* What the exercise asks: Which lines hold the string "marker"? Copy every one of them.

* Dataset rows:
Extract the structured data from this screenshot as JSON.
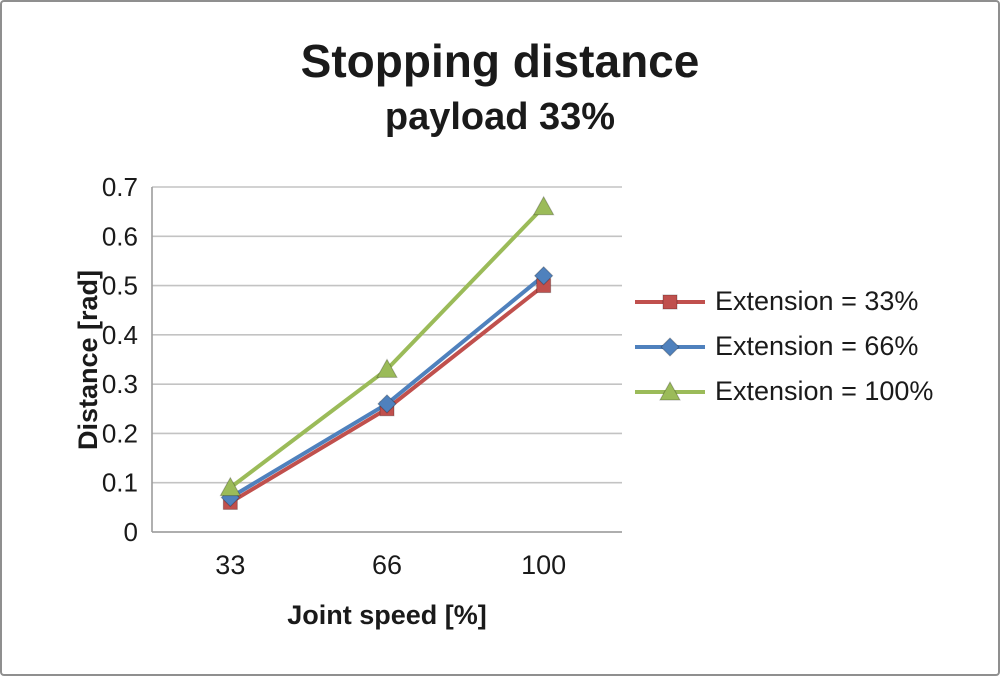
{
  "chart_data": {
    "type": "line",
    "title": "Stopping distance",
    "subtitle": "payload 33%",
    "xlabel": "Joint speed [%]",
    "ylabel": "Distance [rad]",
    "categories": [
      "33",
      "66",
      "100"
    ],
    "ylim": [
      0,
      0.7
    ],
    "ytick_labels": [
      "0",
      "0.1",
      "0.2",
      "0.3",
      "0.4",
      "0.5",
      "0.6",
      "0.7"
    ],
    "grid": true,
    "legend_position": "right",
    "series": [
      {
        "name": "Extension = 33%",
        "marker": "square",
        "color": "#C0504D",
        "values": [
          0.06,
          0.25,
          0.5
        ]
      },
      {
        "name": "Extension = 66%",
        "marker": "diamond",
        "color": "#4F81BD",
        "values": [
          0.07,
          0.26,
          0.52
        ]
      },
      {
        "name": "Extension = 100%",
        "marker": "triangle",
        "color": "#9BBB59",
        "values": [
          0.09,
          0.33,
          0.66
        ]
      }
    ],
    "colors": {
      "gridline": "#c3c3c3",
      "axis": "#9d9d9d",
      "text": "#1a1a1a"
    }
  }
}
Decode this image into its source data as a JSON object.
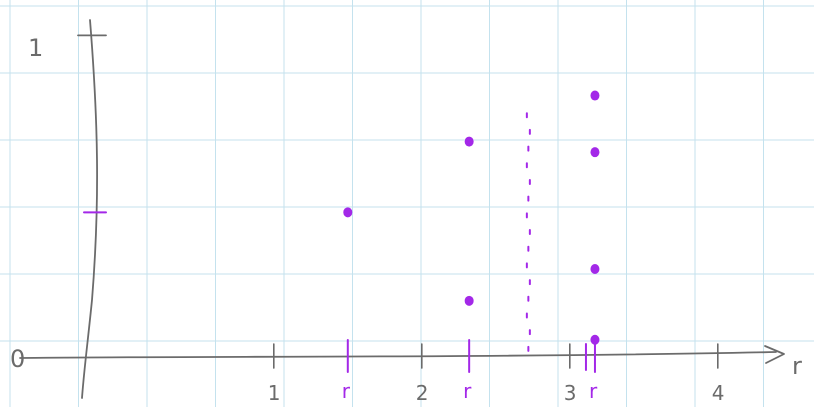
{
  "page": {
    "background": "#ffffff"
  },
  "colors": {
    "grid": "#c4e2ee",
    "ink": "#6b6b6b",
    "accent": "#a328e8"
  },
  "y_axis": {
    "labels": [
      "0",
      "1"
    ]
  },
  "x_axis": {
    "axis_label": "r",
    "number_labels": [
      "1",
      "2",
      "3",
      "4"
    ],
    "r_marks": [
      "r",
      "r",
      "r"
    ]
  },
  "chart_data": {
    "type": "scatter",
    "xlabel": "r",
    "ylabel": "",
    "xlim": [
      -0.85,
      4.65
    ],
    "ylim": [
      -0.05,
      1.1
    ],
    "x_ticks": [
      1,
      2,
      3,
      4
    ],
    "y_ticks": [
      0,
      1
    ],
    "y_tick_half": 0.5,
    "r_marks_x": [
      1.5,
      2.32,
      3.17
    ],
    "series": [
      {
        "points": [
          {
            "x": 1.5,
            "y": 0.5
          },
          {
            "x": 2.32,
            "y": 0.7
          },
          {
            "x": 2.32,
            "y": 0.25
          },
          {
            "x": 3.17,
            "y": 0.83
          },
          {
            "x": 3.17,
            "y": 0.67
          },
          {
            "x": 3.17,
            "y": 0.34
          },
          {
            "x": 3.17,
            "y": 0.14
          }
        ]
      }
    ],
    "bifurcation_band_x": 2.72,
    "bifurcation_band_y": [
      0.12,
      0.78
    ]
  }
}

* Exercise response:
        "marker": "square",
        "marker": "diamond",
        "marker": "triangle",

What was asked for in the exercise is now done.